» The request: Read through the data and report every line in which the word "celu" occurs.

» Given information:
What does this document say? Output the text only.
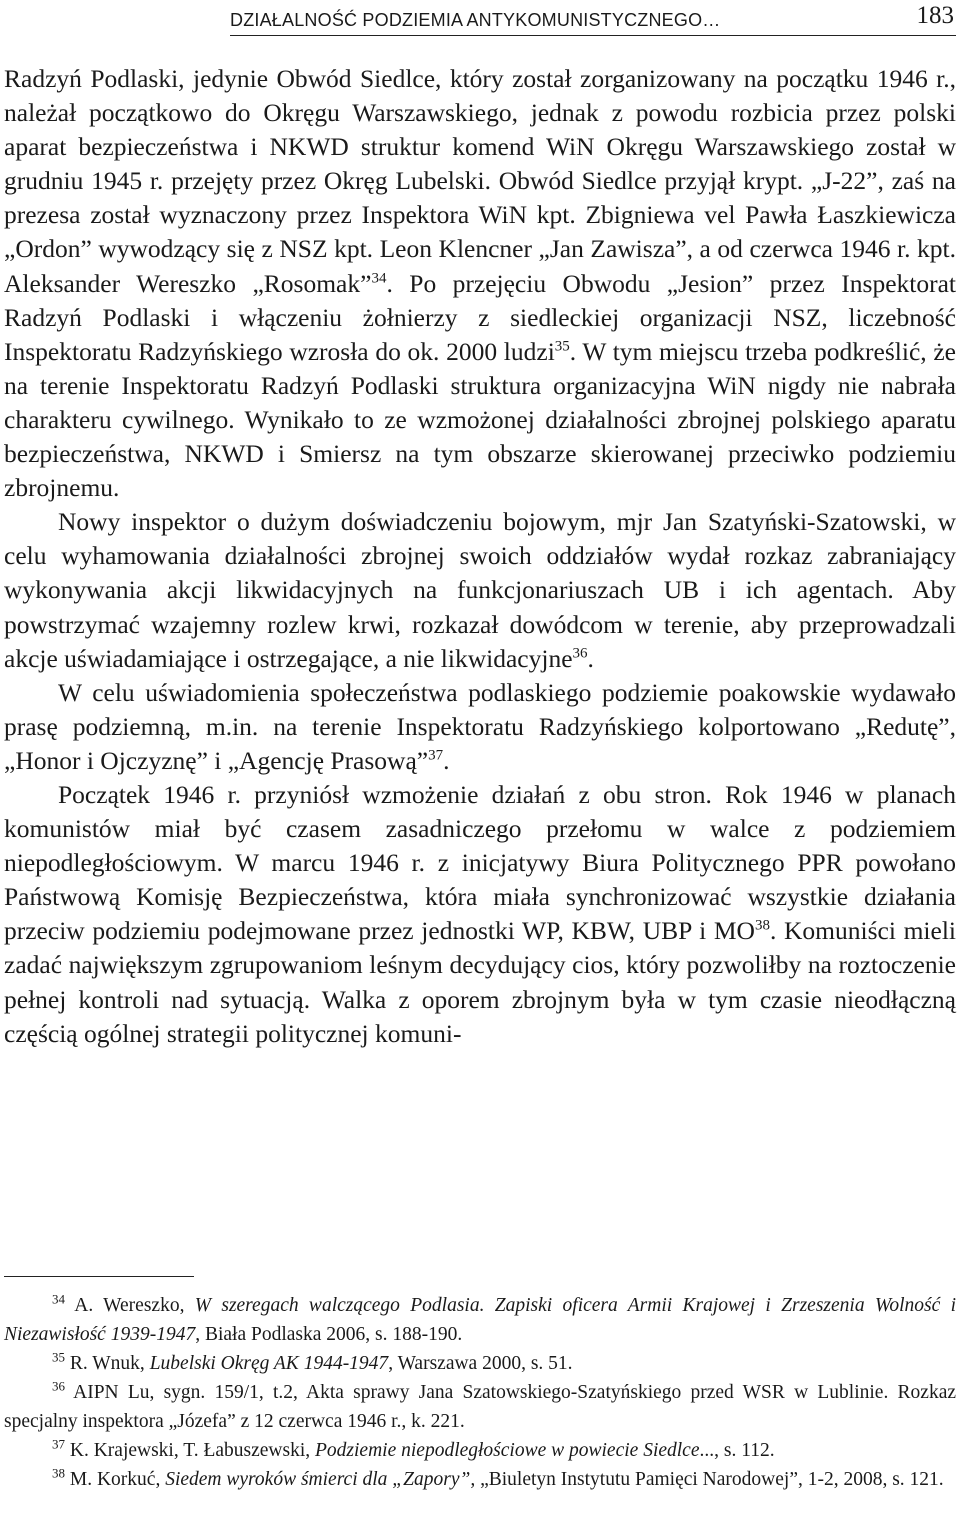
DZIAŁALNOŚĆ PODZIEMIA ANTYKOMUNISTYCZNEGO…	183

Radzyń Podlaski, jedynie Obwód Siedlce, który został zorganizowany na początku 1946 r., należał początkowo do Okręgu Warszawskiego, jednak z powodu rozbicia przez polski aparat bezpieczeństwa i NKWD struktur komend WiN Okręgu Warszawskiego został w grudniu 1945 r. przejęty przez Okręg Lubelski. Obwód Siedlce przyjął krypt. „J-22”, zaś na prezesa został wyznaczony przez Inspektora WiN kpt. Zbigniewa vel Pawła Łaszkiewicza „Ordon” wywodzący się z NSZ kpt. Leon Klencner „Jan Zawisza”, a od czerwca 1946 r. kpt. Aleksander Wereszko „Rosomak”$^{34}$. Po przejęciu Obwodu „Jesion” przez Inspektorat Radzyń Podlaski i włączeniu żołnierzy z siedleckiej organizacji NSZ, liczebność Inspektoratu Radzyńskiego wzrosła do ok. 2000 ludzi$^{35}$. W tym miejscu trzeba podkreślić, że na terenie Inspektoratu Radzyń Podlaski struktura organizacyjna WiN nigdy nie nabrała charakteru cywilnego. Wynikało to ze wzmożonej działalności zbrojnej polskiego aparatu bezpieczeństwa, NKWD i Smiersz na tym obszarze skierowanej przeciwko podziemiu zbrojnemu.

Nowy inspektor o dużym doświadczeniu bojowym, mjr Jan Szatyński-Szatowski, w celu wyhamowania działalności zbrojnej swoich oddziałów wydał rozkaz zabraniający wykonywania akcji likwidacyjnych na funkcjonariuszach UB i ich agentach. Aby powstrzymać wzajemny rozlew krwi, rozkazał dowódcom w terenie, aby przeprowadzali akcje uświadamiające i ostrzegające, a nie likwidacyjne$^{36}$.

W celu uświadomienia społeczeństwa podlaskiego podziemie poakowskie wydawało prasę podziemną, m.in. na terenie Inspektoratu Radzyńskiego kolportowano „Redutę”, „Honor i Ojczyznę” i „Agencję Prasową”$^{37}$.

Początek 1946 r. przyniósł wzmożenie działań z obu stron. Rok 1946 w planach komunistów miał być czasem zasadniczego przełomu w walce z podziemiem niepodległościowym. W marcu 1946 r. z inicjatywy Biura Politycznego PPR powołano Państwową Komisję Bezpieczeństwa, która miała synchronizować wszystkie działania przeciw podziemiu podejmowane przez jednostki WP, KBW, UBP i MO$^{38}$. Komuniści mieli zadać największym zgrupowaniom leśnym decydujący cios, który pozwoliłby na roztoczenie pełnej kontroli nad sytuacją. Walka z oporem zbrojnym była w tym czasie nieodłączną częścią ogólnej strategii politycznej komuni-

$^{34}$ A. Wereszko, W szeregach walczącego Podlasia. Zapiski oficera Armii Krajowej i Zrzeszenia Wolność i Niezawisłość 1939-1947, Biała Podlaska 2006, s. 188-190.

$^{35}$ R. Wnuk, Lubelski Okręg AK 1944-1947, Warszawa 2000, s. 51.

$^{36}$ AIPN Lu, sygn. 159/1, t.2, Akta sprawy Jana Szatowskiego-Szatyńskiego przed WSR w Lublinie. Rozkaz specjalny inspektora „Józefa” z 12 czerwca 1946 r., k. 221.

$^{37}$ K. Krajewski, T. Łabuszewski, Podziemie niepodległościowe w powiecie Siedlce..., s. 112.

$^{38}$ M. Korkuć, Siedem wyroków śmierci dla „Zapory”, „Biuletyn Instytutu Pamięci Narodowej”, 1-2, 2008, s. 121.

» Finished exercise:
Nowy inspektor o dużym doświadczeniu bojowym, mjr Jan Szatyński-Szatowski, w celu wyhamowania działalności zbrojnej swoich oddziałów wydał rozkaz zabraniający wykonywania akcji likwidacyjnych na funkcjonariuszach UB i ich agentach. Aby powstrzymać wzajemny rozlew krwi, rozkazał dowódcom w terenie, aby przeprowadzali akcje uświadamiające i ostrzegające, a nie likwidacyjne$^{36}$.
W celu uświadomienia społeczeństwa podlaskiego podziemie poakowskie wydawało prasę podziemną, m.in. na terenie Inspektoratu Radzyńskiego kolportowano „Redutę”, „Honor i Ojczyznę” i „Agencję Prasową”$^{37}$.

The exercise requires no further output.